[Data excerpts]
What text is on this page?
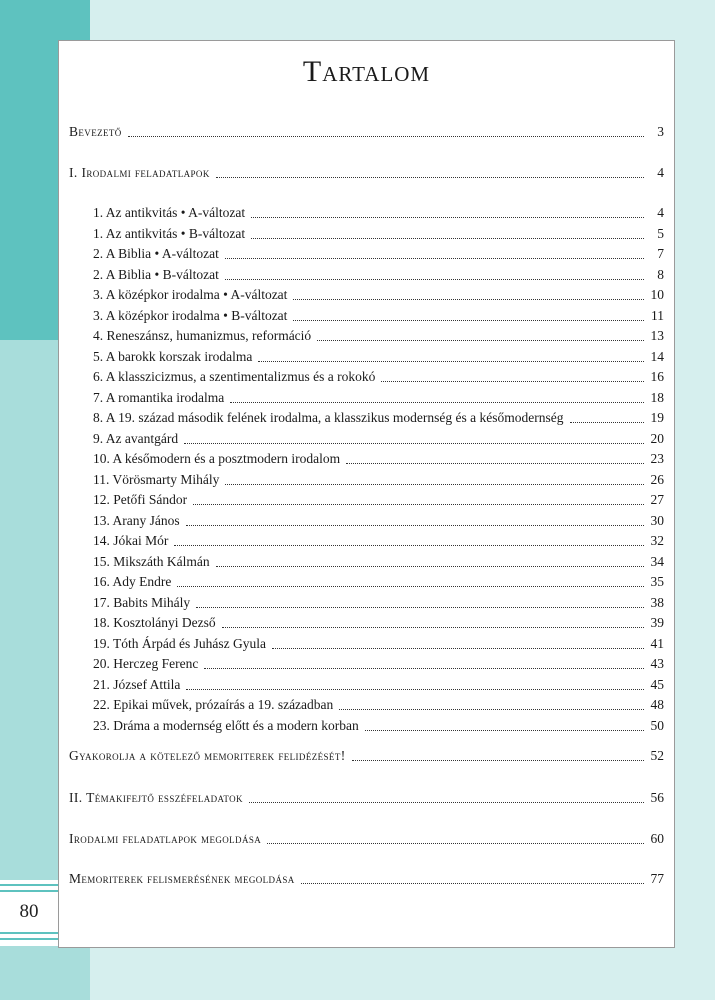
80
Tartalom
Bevezető	3
I. Irodalmi feladatlapok	4
1. Az antikvitás • A-változat	4
1. Az antikvitás • B-változat	5
2. A Biblia • A-változat	7
2. A Biblia • B-változat	8
3. A középkor irodalma • A-változat	10
3. A középkor irodalma • B-változat	11
4. Reneszánsz, humanizmus, reformáció	13
5. A barokk korszak irodalma	14
6. A klasszicizmus, a szentimentalizmus és a rokokó	16
7. A romantika irodalma	18
8. A 19. század második felének irodalma, a klasszikus modernség és a későmodernség	19
9. Az avantgárd	20
10. A későmodern és a posztmodern irodalom	23
11. Vörösmarty Mihály	26
12. Petőfi Sándor	27
13. Arany János	30
14. Jókai Mór	32
15. Mikszáth Kálmán	34
16. Ady Endre	35
17. Babits Mihály	38
18. Kosztolányi Dezső	39
19. Tóth Árpád és Juhász Gyula	41
20. Herczeg Ferenc	43
21. József Attila	45
22. Epikai művek, prózaírás a 19. században	48
23. Dráma a modernség előtt és a modern korban	50
Gyakorolja a kötelező memoriterek felidézését!	52
II. Témakifejtő esszéfeladatok	56
Irodalmi feladatlapok megoldása	60
Memoriterek felismerésének megoldása	77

- What the task requires
Set down the material above as is, without any pictures.

- The response
What text is on this page?
80
Tartalom
Bevezető	3
I. Irodalmi feladatlapok	4
1. Az antikvitás • A-változat	4
1. Az antikvitás • B-változat	5
2. A Biblia • A-változat	7
2. A Biblia • B-változat	8
3. A középkor irodalma • A-változat	10
3. A középkor irodalma • B-változat	11
4. Reneszánsz, humanizmus, reformáció	13
5. A barokk korszak irodalma	14
6. A klasszicizmus, a szentimentalizmus és a rokokó	16
7. A romantika irodalma	18
8. A 19. század második felének irodalma, a klasszikus modernség és a későmodernség	19
9. Az avantgárd	20
10. A későmodern és a posztmodern irodalom	23
11. Vörösmarty Mihály	26
12. Petőfi Sándor	27
13. Arany János	30
14. Jókai Mór	32
15. Mikszáth Kálmán	34
16. Ady Endre	35
17. Babits Mihály	38
18. Kosztolányi Dezső	39
19. Tóth Árpád és Juhász Gyula	41
20. Herczeg Ferenc	43
21. József Attila	45
22. Epikai művek, prózaírás a 19. században	48
23. Dráma a modernség előtt és a modern korban	50
Gyakorolja a kötelező memoriterek felidézését!	52
II. Témakifejtő esszéfeladatok	56
Irodalmi feladatlapok megoldása	60
Memoriterek felismerésének megoldása	77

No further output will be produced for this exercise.